THE EXERCISE =
Please return the full listing below without altering anything.

-*-

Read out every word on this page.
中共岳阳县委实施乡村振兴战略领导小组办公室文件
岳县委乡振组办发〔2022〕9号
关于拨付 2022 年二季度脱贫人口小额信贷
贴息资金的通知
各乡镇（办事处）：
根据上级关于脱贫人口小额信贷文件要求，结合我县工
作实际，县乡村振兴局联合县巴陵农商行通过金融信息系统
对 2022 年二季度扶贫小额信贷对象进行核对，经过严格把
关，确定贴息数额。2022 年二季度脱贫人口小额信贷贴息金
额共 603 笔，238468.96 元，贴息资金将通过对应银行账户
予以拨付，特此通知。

-*-

RESPONSE TO THIS TASK =
Read out every word on this page.
中共岳阳县委实施乡村振兴战略领导小组办公室文件
岳县委乡振组办发〔2022〕9号
关于拨付 2022 年二季度脱贫人口小额信贷
贴息资金的通知
各乡镇（办事处）：
根据上级关于脱贫人口小额信贷文件要求，结合我县工
作实际，县乡村振兴局联合县巴陵农商行通过金融信息系统
对 2022 年二季度扶贫小额信贷对象进行核对，经过严格把
关，确定贴息数额。2022 年二季度脱贫人口小额信贷贴息金
额共 603 笔，238468.96 元，贴息资金将通过对应银行账户
予以拨付，特此通知。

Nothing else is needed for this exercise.